● Work required
Copy each line that has the string "rendu" somewhere in it.
....................
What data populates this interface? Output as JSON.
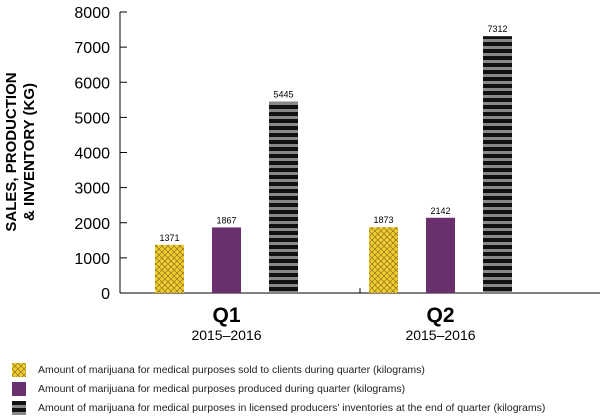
{
  "chart_data": {
    "type": "bar",
    "ylabel": "SALES, PRODUCTION & INVENTORY (KG)",
    "ylabel_lines": [
      "SALES, PRODUCTION",
      "& INVENTORY (KG)"
    ],
    "ylim": [
      0,
      8000
    ],
    "yticks": [
      "0",
      "1000",
      "2000",
      "3000",
      "4000",
      "5000",
      "6000",
      "7000",
      "8000"
    ],
    "categories": [
      {
        "label": "Q1",
        "sub": "2015–2016"
      },
      {
        "label": "Q2",
        "sub": "2015–2016"
      }
    ],
    "series": [
      {
        "name": "Amount of marijuana for medical purposes sold to clients during quarter (kilograms)",
        "values": [
          1371,
          1873
        ],
        "color": "#f2cd2e",
        "pattern": "crosshatch"
      },
      {
        "name": "Amount of marijuana for medical purposes produced during quarter (kilograms)",
        "values": [
          1867,
          2142
        ],
        "color": "#69306d",
        "pattern": "solid"
      },
      {
        "name": "Amount of marijuana for medical purposes in licensed producers’ inventories at the end of quarter (kilograms)",
        "values": [
          5445,
          7312
        ],
        "color": "#111111",
        "pattern": "stripes"
      }
    ],
    "value_labels": [
      [
        "1371",
        "1873"
      ],
      [
        "1867",
        "2142"
      ],
      [
        "5445",
        "7312"
      ]
    ]
  }
}
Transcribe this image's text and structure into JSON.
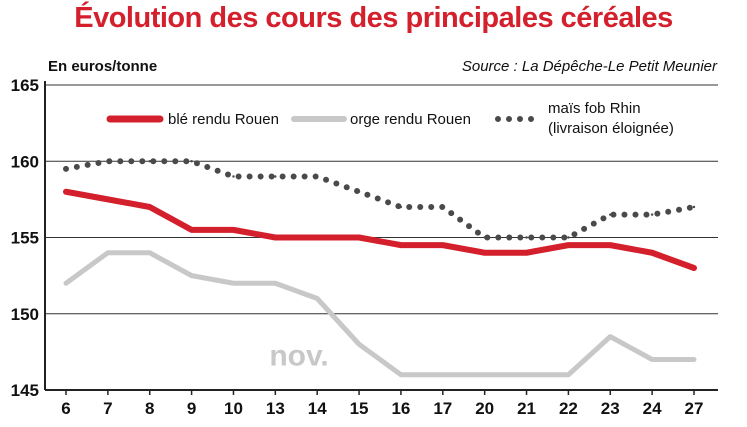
{
  "chart_data": {
    "type": "line",
    "title": "Évolution des cours des principales céréales",
    "ylabel": "En euros/tonne",
    "source": "Source : La Dépêche-Le Petit Meunier",
    "categories": [
      "6",
      "7",
      "8",
      "9",
      "10",
      "13",
      "14",
      "15",
      "16",
      "17",
      "20",
      "21",
      "22",
      "23",
      "24",
      "27"
    ],
    "ylim": [
      145,
      165
    ],
    "yticks": [
      145,
      150,
      155,
      160,
      165
    ],
    "grid": true,
    "legend_position": "top",
    "annotation": "nov.",
    "series": [
      {
        "name": "blé rendu Rouen",
        "color": "#d4202c",
        "style": "solid",
        "values": [
          158,
          157.5,
          157,
          155.5,
          155.5,
          155,
          155,
          155,
          154.5,
          154.5,
          154,
          154,
          154.5,
          154.5,
          154,
          153
        ]
      },
      {
        "name": "orge rendu Rouen",
        "color": "#c8c8c8",
        "style": "solid",
        "values": [
          152,
          154,
          154,
          152.5,
          152,
          152,
          151,
          148,
          146,
          146,
          146,
          146,
          146,
          148.5,
          147,
          147
        ]
      },
      {
        "name": "maïs fob Rhin",
        "name_line2": "(livraison éloignée)",
        "color": "#4a4a4a",
        "style": "dotted",
        "values": [
          159.5,
          160,
          160,
          160,
          159,
          159,
          159,
          158,
          157,
          157,
          155,
          155,
          155,
          156.5,
          156.5,
          157
        ]
      }
    ]
  }
}
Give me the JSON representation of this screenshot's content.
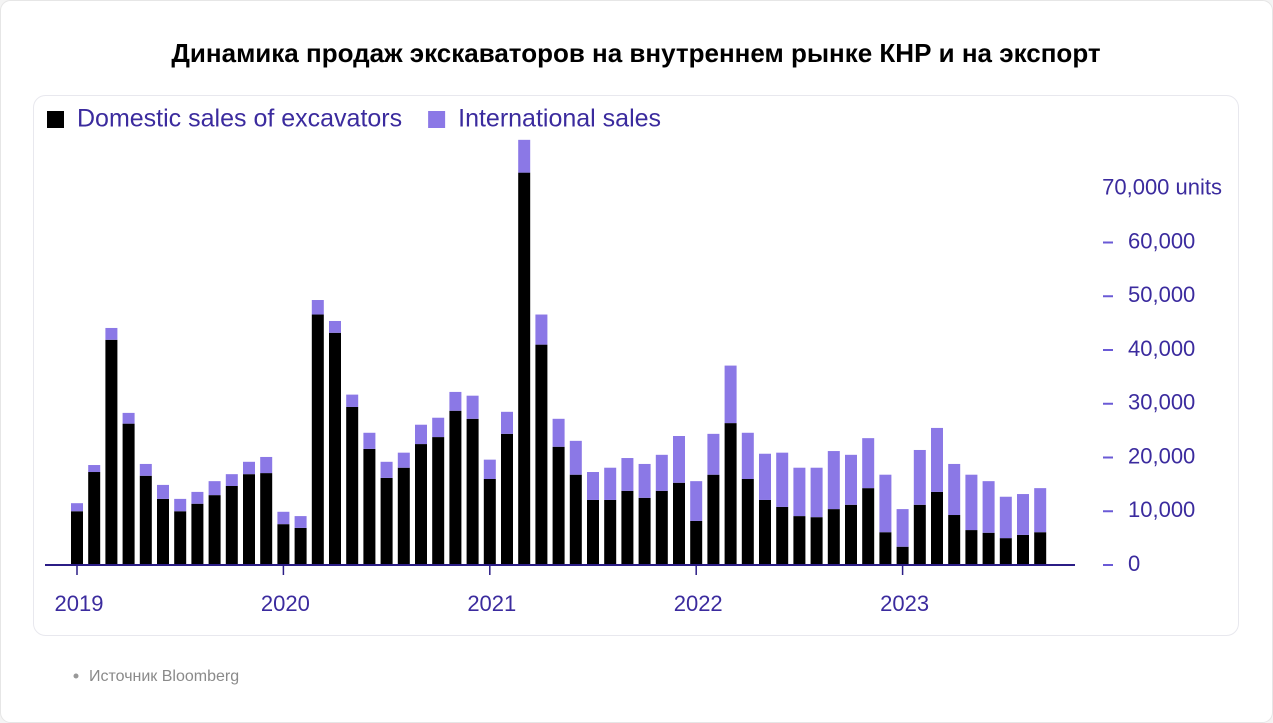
{
  "chart_data": {
    "type": "stacked_bar",
    "title": "Динамика продаж экскаваторов на внутреннем рынке КНР и на экспорт",
    "source": "Источник Bloomberg",
    "categories": [
      "2019",
      null,
      null,
      null,
      null,
      null,
      null,
      null,
      null,
      null,
      null,
      null,
      "2020",
      null,
      null,
      null,
      null,
      null,
      null,
      null,
      null,
      null,
      null,
      null,
      "2021",
      null,
      null,
      null,
      null,
      null,
      null,
      null,
      null,
      null,
      null,
      null,
      "2022",
      null,
      null,
      null,
      null,
      null,
      null,
      null,
      null,
      null,
      null,
      null,
      "2023",
      null,
      null,
      null,
      null,
      null,
      null,
      null,
      null
    ],
    "series": [
      {
        "name": "Domestic sales of excavators",
        "color": "#000000",
        "values": [
          10000,
          17300,
          41900,
          26300,
          16600,
          12300,
          10000,
          11400,
          13000,
          14700,
          16900,
          17100,
          7600,
          6900,
          46600,
          43200,
          29400,
          21600,
          16200,
          18100,
          22500,
          23800,
          28700,
          27200,
          16000,
          24400,
          73000,
          41000,
          22000,
          16800,
          12100,
          12100,
          13800,
          12500,
          13800,
          15300,
          8200,
          16800,
          26400,
          16000,
          12100,
          10800,
          9100,
          8900,
          10400,
          11200,
          14300,
          6100,
          3400,
          11200,
          13600,
          9300,
          6500,
          6000,
          5000,
          5600,
          6100
        ]
      },
      {
        "name": "International sales",
        "color": "#8b78e6",
        "values": [
          1500,
          1300,
          2200,
          2000,
          2200,
          2600,
          2300,
          2200,
          2600,
          2200,
          2300,
          3000,
          2300,
          2200,
          2700,
          2200,
          2300,
          3000,
          3000,
          2800,
          3600,
          3600,
          3500,
          4300,
          3600,
          4100,
          6100,
          5600,
          5200,
          6300,
          5200,
          6000,
          6100,
          6300,
          6700,
          8700,
          7400,
          7600,
          10700,
          8600,
          8600,
          10100,
          9000,
          9200,
          10800,
          9300,
          9300,
          10700,
          7000,
          10200,
          11900,
          9500,
          10300,
          9600,
          7700,
          7600,
          8200
        ]
      }
    ],
    "ylim": [
      0,
      80000
    ],
    "yticks": [
      0,
      {
        "value": 10000,
        "label": "10,000"
      },
      {
        "value": 20000,
        "label": "20,000"
      },
      {
        "value": 30000,
        "label": "30,000"
      },
      {
        "value": 40000,
        "label": "40,000"
      },
      {
        "value": 50000,
        "label": "50,000"
      },
      {
        "value": 60000,
        "label": "60,000"
      },
      {
        "value": 70000,
        "label": "70,000 units"
      }
    ],
    "legend": "top-left"
  }
}
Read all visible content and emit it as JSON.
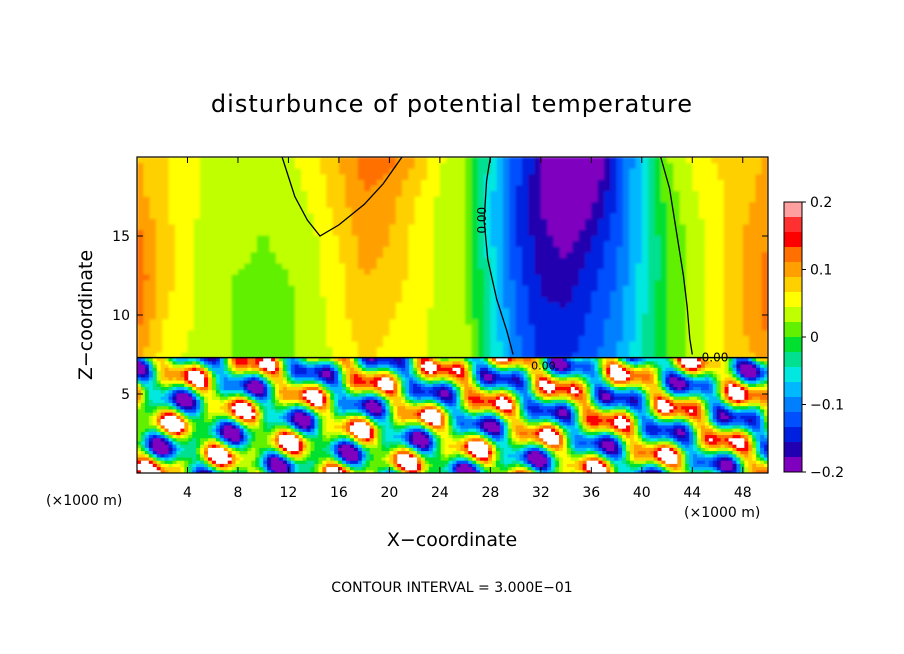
....................
● Exercise result
        "name": "blé rendu Rouen",
        "name": "orge rendu Rouen",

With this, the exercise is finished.